◆ **THE REQUEST**
Across the entries below, count the lines in which the word "revenue" occurs. Reply with the count alone.
__________
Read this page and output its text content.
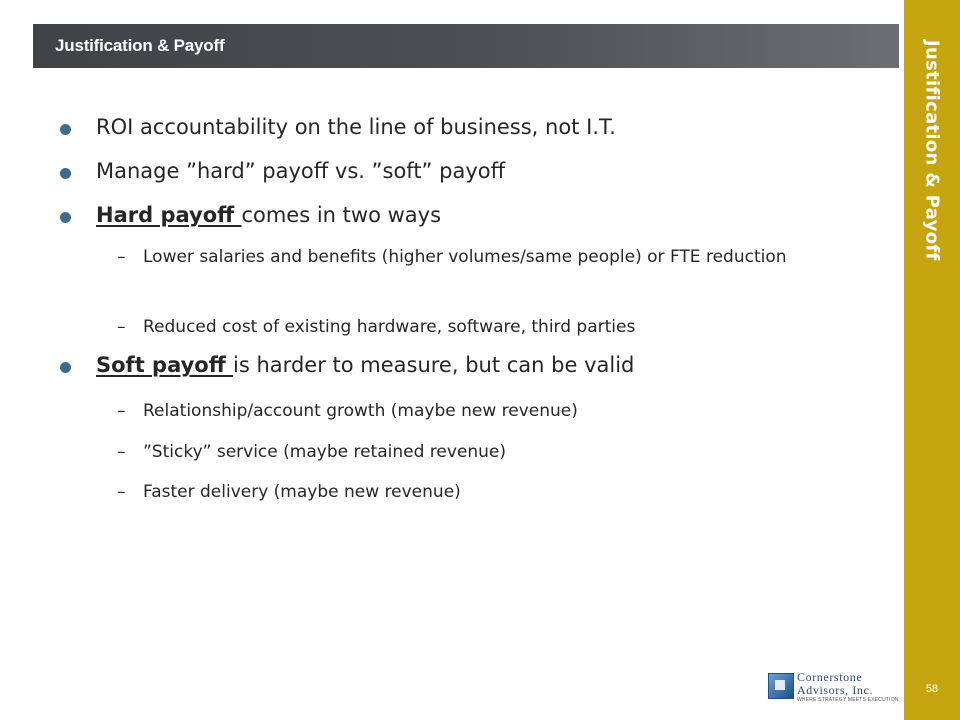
Justification & Payoff	Justification & Payoff
ROI accountability on the line of business, not I.T.
Manage ”hard” payoff vs. ”soft” payoff
Hard payoff comes in two ways
– Lower salaries and benefits (higher volumes/same people) or FTE reduction
– Reduced cost of existing hardware, software, third parties
Soft payoff is harder to measure, but can be valid
– Relationship/account growth (maybe new revenue)
– ”Sticky” service (maybe retained revenue)
– Faster delivery (maybe new revenue)
Cornerstone
Advisors, Inc.
WHERE STRATEGY MEETS EXECUTION
58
__________
◆ **THE REPLY**
3